Copy each line of the records that holds the string "উপপর".

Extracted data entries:
______________________________

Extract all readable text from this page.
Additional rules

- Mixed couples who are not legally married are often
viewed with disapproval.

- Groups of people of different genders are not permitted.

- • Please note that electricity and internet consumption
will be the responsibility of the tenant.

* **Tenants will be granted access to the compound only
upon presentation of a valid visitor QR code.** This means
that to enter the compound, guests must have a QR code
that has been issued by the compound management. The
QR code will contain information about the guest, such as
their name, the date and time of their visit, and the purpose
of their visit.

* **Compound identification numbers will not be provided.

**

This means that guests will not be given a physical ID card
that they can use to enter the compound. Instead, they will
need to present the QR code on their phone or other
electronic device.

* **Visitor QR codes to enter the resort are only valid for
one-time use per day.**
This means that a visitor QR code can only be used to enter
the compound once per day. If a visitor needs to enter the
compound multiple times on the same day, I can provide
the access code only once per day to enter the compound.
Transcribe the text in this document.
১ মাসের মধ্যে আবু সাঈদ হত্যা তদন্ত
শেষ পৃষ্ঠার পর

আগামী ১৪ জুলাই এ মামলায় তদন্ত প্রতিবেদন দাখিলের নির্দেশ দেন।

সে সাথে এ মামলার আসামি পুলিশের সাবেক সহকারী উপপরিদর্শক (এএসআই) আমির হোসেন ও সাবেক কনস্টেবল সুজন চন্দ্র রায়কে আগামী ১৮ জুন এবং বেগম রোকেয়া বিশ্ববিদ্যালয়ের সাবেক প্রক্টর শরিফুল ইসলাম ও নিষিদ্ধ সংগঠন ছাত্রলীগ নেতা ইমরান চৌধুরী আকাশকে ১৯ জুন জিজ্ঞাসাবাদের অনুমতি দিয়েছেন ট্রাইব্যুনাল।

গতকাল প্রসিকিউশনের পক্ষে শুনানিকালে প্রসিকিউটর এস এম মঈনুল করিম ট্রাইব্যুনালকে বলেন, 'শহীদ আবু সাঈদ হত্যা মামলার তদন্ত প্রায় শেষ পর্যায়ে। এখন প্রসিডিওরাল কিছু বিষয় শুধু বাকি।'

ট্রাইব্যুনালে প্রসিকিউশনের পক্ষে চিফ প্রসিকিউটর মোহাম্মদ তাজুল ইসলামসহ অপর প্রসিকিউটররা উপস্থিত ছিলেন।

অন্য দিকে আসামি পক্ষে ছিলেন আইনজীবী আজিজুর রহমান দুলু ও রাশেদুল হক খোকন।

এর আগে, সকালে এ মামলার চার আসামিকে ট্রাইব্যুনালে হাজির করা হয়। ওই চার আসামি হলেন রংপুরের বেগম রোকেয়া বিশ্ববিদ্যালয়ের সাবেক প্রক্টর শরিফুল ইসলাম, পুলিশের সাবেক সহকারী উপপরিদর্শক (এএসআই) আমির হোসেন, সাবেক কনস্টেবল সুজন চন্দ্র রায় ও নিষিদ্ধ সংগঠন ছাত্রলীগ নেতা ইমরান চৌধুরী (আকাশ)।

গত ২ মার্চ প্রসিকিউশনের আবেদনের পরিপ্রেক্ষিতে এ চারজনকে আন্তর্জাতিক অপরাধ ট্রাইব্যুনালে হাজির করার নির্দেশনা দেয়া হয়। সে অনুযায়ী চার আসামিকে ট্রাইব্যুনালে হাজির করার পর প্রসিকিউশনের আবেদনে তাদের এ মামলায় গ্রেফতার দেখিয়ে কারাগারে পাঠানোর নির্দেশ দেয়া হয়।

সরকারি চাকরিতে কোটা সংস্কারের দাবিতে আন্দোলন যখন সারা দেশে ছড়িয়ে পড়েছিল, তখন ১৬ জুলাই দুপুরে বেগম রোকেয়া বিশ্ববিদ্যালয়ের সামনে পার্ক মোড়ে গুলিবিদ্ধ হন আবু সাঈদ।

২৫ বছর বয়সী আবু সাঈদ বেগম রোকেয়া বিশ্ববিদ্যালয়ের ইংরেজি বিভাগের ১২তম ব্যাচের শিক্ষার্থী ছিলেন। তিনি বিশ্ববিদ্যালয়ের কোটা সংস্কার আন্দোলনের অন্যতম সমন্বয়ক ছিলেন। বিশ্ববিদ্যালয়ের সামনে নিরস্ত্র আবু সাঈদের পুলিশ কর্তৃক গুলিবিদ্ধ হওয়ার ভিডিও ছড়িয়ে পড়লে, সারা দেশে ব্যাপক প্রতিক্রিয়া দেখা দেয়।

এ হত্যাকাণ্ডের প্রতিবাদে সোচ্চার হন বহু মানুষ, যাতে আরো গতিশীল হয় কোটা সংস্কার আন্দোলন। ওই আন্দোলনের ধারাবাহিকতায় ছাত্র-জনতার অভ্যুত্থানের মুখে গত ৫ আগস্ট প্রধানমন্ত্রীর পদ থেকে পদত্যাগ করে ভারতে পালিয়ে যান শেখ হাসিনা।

______________________________

Answer below ->
সে সাথে এ মামলার আসামি পুলিশের সাবেক সহকারী উপপরিদর্শক (এএসআই) আমির হোসেন ও সাবেক কনস্টেবল সুজন চন্দ্র রায়কে আগামী ১৮ জুন এবং বেগম রোকেয়া বিশ্ববিদ্যালয়ের সাবেক প্রক্টর শরিফুল ইসলাম ও নিষিদ্ধ সংগঠন ছাত্রলীগ নেতা ইমরান চৌধুরী আকাশকে ১৯ জুন জিজ্ঞাসাবাদের অনুমতি দিয়েছেন ট্রাইব্যুনাল।
এর আগে, সকালে এ মামলার চার আসামিকে ট্রাইব্যুনালে হাজির করা হয়। ওই চার আসামি হলেন রংপুরের বেগম রোকেয়া বিশ্ববিদ্যালয়ের সাবেক প্রক্টর শরিফুল ইসলাম, পুলিশের সাবেক সহকারী উপপরিদর্শক (এএসআই) আমির হোসেন, সাবেক কনস্টেবল সুজন চন্দ্র রায় ও নিষিদ্ধ সংগঠন ছাত্রলীগ নেতা ইমরান চৌধুরী (আকাশ)।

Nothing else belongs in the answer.